**YOUR TASK:**
Print each of the entries exactly, leaving nothing out.

**RECORDS:**
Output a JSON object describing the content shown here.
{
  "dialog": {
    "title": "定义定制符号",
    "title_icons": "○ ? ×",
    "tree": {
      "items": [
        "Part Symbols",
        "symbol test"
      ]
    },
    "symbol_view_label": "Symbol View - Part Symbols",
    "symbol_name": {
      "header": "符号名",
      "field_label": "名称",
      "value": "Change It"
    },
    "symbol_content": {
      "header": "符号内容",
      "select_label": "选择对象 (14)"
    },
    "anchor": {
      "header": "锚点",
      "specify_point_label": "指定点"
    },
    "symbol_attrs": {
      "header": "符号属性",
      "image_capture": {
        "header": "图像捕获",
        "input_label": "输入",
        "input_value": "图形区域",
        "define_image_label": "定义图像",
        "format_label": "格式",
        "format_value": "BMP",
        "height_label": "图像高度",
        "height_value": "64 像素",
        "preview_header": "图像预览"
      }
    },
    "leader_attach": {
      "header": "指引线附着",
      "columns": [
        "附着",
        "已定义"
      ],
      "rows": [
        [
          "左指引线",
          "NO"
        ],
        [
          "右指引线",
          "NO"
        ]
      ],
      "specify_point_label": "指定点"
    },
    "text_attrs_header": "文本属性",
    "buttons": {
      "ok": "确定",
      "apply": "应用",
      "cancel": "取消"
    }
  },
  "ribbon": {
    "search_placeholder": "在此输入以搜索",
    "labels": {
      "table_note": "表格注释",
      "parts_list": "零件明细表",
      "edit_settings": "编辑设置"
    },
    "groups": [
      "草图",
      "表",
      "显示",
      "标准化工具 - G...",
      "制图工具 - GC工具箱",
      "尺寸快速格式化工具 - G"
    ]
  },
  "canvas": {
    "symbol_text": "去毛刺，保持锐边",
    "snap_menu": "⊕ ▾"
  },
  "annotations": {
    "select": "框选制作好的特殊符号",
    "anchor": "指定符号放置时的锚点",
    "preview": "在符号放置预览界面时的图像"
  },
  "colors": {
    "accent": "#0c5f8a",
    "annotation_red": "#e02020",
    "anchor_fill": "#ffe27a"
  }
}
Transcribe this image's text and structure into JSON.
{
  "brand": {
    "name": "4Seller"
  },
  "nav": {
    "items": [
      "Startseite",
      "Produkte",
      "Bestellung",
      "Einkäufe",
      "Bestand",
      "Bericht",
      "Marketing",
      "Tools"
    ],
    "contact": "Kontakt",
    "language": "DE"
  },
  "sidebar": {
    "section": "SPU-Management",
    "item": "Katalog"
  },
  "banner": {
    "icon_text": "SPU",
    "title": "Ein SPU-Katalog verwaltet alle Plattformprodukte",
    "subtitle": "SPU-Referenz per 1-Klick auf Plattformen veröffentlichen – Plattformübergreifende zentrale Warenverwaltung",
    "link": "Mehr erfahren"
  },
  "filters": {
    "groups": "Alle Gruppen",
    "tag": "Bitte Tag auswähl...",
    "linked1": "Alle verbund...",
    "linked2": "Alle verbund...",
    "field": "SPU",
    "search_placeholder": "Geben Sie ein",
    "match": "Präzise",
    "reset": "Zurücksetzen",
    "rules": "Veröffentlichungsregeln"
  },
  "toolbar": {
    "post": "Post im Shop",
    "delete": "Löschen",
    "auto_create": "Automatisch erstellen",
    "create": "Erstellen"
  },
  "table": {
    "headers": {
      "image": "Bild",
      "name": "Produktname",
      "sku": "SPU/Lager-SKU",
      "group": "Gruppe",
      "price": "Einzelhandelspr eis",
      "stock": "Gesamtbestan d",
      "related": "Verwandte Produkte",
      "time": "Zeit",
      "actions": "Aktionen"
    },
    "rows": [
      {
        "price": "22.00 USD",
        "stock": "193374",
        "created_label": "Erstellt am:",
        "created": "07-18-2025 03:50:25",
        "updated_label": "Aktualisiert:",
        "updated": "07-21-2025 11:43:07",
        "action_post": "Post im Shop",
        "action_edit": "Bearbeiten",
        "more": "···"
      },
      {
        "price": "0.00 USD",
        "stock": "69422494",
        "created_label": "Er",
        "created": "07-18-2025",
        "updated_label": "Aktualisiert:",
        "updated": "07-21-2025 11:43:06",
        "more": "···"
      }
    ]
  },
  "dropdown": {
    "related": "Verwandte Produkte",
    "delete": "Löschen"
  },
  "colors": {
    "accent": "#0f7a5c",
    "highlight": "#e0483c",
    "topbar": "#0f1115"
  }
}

**CORRECT ANSWER:**
Output a JSON object describing the content shown here.
{
  "dialog": {
    "title": "定义定制符号",
    "title_icons": "○ ? ×",
    "tree": {
      "items": [
        "Part Symbols",
        "symbol test"
      ]
    },
    "symbol_view_label": "Symbol View - Part Symbols",
    "symbol_name": {
      "header": "符号名",
      "field_label": "名称",
      "value": "Change It"
    },
    "symbol_content": {
      "header": "符号内容",
      "select_label": "选择对象 (14)"
    },
    "anchor": {
      "header": "锚点",
      "specify_point_label": "指定点"
    },
    "symbol_attrs": {
      "header": "符号属性",
      "image_capture": {
        "header": "图像捕获",
        "input_label": "输入",
        "input_value": "图形区域",
        "define_image_label": "定义图像",
        "format_label": "格式",
        "format_value": "BMP",
        "height_label": "图像高度",
        "height_value": "64 像素",
        "preview_header": "图像预览"
      }
    },
    "leader_attach": {
      "header": "指引线附着",
      "columns": [
        "附着",
        "已定义"
      ],
      "rows": [
        [
          "左指引线",
          "NO"
        ],
        [
          "右指引线",
          "NO"
        ]
      ],
      "specify_point_label": "指定点"
    },
    "text_attrs_header": "文本属性",
    "buttons": {
      "ok": "确定",
      "apply": "应用",
      "cancel": "取消"
    }
  },
  "ribbon": {
    "search_placeholder": "在此输入以搜索",
    "labels": {
      "table_note": "表格注释",
      "parts_list": "零件明细表",
      "edit_settings": "编辑设置"
    },
    "groups": [
      "草图",
      "表",
      "显示",
      "标准化工具 - G...",
      "制图工具 - GC工具箱",
      "尺寸快速格式化工具 - G"
    ]
  },
  "canvas": {
    "symbol_text": "去毛刺，保持锐边",
    "snap_menu": "⊕ ▾"
  },
  "annotations": {
    "select": "框选制作好的特殊符号",
    "anchor": "指定符号放置时的锚点",
    "preview": "在符号放置预览界面时的图像"
  },
  "colors": {
    "accent": "#0c5f8a",
    "annotation_red": "#e02020",
    "anchor_fill": "#ffe27a"
  }
}
Transcribe this image's text and structure into JSON.
{
  "brand": {
    "name": "4Seller"
  },
  "nav": {
    "items": [
      "Startseite",
      "Produkte",
      "Bestellung",
      "Einkäufe",
      "Bestand",
      "Bericht",
      "Marketing",
      "Tools"
    ],
    "contact": "Kontakt",
    "language": "DE"
  },
  "sidebar": {
    "section": "SPU-Management",
    "item": "Katalog"
  },
  "banner": {
    "icon_text": "SPU",
    "title": "Ein SPU-Katalog verwaltet alle Plattformprodukte",
    "subtitle": "SPU-Referenz per 1-Klick auf Plattformen veröffentlichen – Plattformübergreifende zentrale Warenverwaltung",
    "link": "Mehr erfahren"
  },
  "filters": {
    "groups": "Alle Gruppen",
    "tag": "Bitte Tag auswähl...",
    "linked1": "Alle verbund...",
    "linked2": "Alle verbund...",
    "field": "SPU",
    "search_placeholder": "Geben Sie ein",
    "match": "Präzise",
    "reset": "Zurücksetzen",
    "rules": "Veröffentlichungsregeln"
  },
  "toolbar": {
    "post": "Post im Shop",
    "delete": "Löschen",
    "auto_create": "Automatisch erstellen",
    "create": "Erstellen"
  },
  "table": {
    "headers": {
      "image": "Bild",
      "name": "Produktname",
      "sku": "SPU/Lager-SKU",
      "group": "Gruppe",
      "price": "Einzelhandelspr eis",
      "stock": "Gesamtbestan d",
      "related": "Verwandte Produkte",
      "time": "Zeit",
      "actions": "Aktionen"
    },
    "rows": [
      {
        "price": "22.00 USD",
        "stock": "193374",
        "created_label": "Erstellt am:",
        "created": "07-18-2025 03:50:25",
        "updated_label": "Aktualisiert:",
        "updated": "07-21-2025 11:43:07",
        "action_post": "Post im Shop",
        "action_edit": "Bearbeiten",
        "more": "···"
      },
      {
        "price": "0.00 USD",
        "stock": "69422494",
        "created_label": "Er",
        "created": "07-18-2025",
        "updated_label": "Aktualisiert:",
        "updated": "07-21-2025 11:43:06",
        "more": "···"
      }
    ]
  },
  "dropdown": {
    "related": "Verwandte Produkte",
    "delete": "Löschen"
  },
  "colors": {
    "accent": "#0f7a5c",
    "highlight": "#e0483c",
    "topbar": "#0f1115"
  }
}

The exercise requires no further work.